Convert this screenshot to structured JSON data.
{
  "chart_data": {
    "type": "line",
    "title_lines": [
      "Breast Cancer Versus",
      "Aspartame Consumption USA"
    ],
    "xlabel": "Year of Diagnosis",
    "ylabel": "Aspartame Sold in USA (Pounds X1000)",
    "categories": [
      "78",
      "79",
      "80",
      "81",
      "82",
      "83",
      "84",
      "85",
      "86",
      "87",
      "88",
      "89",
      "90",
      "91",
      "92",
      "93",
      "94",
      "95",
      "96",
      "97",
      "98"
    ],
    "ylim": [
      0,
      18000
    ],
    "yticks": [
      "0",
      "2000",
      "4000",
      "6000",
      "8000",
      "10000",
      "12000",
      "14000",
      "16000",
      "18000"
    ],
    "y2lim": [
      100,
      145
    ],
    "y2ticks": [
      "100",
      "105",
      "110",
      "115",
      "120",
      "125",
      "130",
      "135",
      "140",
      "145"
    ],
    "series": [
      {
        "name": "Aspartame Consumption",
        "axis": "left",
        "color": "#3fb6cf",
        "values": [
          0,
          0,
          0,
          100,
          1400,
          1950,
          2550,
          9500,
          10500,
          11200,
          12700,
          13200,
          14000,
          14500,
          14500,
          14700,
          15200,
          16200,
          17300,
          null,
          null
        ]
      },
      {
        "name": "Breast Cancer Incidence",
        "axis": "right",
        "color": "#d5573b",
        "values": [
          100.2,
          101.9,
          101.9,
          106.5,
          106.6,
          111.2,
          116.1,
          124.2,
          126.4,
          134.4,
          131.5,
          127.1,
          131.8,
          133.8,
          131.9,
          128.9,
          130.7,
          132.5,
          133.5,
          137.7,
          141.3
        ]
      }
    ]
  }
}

### THE PROBLEM
In the material above, find the lines that contain "Consumption" and show them.

### IN RESPONSE
      "Aspartame Consumption USA"
        "name": "Aspartame Consumption",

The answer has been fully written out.